##### Items

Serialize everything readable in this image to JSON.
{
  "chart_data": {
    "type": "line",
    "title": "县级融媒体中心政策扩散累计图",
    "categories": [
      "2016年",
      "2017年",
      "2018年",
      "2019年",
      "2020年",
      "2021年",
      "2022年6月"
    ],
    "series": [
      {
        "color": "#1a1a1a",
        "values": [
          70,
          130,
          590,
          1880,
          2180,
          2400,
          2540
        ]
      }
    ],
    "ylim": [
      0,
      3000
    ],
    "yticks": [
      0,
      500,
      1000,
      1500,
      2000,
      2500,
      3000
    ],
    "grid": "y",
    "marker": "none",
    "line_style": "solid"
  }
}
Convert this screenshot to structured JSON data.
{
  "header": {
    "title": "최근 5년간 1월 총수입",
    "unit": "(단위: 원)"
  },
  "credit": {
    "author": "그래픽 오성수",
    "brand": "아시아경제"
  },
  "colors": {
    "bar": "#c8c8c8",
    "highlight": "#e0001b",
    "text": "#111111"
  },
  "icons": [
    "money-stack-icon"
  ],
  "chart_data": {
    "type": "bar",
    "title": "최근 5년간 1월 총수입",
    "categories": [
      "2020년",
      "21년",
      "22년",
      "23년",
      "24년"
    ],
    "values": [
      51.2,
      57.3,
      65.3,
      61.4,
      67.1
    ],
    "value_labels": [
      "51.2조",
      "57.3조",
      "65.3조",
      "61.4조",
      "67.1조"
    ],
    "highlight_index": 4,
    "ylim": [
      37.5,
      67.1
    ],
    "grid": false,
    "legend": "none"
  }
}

##########

Short problem →
The full set of records should be duplicated exactly.

Solution for this task →
Serialize everything readable in this image to JSON.
{
  "chart_data": {
    "type": "line",
    "title": "县级融媒体中心政策扩散累计图",
    "categories": [
      "2016年",
      "2017年",
      "2018年",
      "2019年",
      "2020年",
      "2021年",
      "2022年6月"
    ],
    "series": [
      {
        "color": "#1a1a1a",
        "values": [
          70,
          130,
          590,
          1880,
          2180,
          2400,
          2540
        ]
      }
    ],
    "ylim": [
      0,
      3000
    ],
    "yticks": [
      0,
      500,
      1000,
      1500,
      2000,
      2500,
      3000
    ],
    "grid": "y",
    "marker": "none",
    "line_style": "solid"
  }
}
Convert this screenshot to structured JSON data.
{
  "header": {
    "title": "최근 5년간 1월 총수입",
    "unit": "(단위: 원)"
  },
  "credit": {
    "author": "그래픽 오성수",
    "brand": "아시아경제"
  },
  "colors": {
    "bar": "#c8c8c8",
    "highlight": "#e0001b",
    "text": "#111111"
  },
  "icons": [
    "money-stack-icon"
  ],
  "chart_data": {
    "type": "bar",
    "title": "최근 5년간 1월 총수입",
    "categories": [
      "2020년",
      "21년",
      "22년",
      "23년",
      "24년"
    ],
    "values": [
      51.2,
      57.3,
      65.3,
      61.4,
      67.1
    ],
    "value_labels": [
      "51.2조",
      "57.3조",
      "65.3조",
      "61.4조",
      "67.1조"
    ],
    "highlight_index": 4,
    "ylim": [
      37.5,
      67.1
    ],
    "grid": false,
    "legend": "none"
  }
}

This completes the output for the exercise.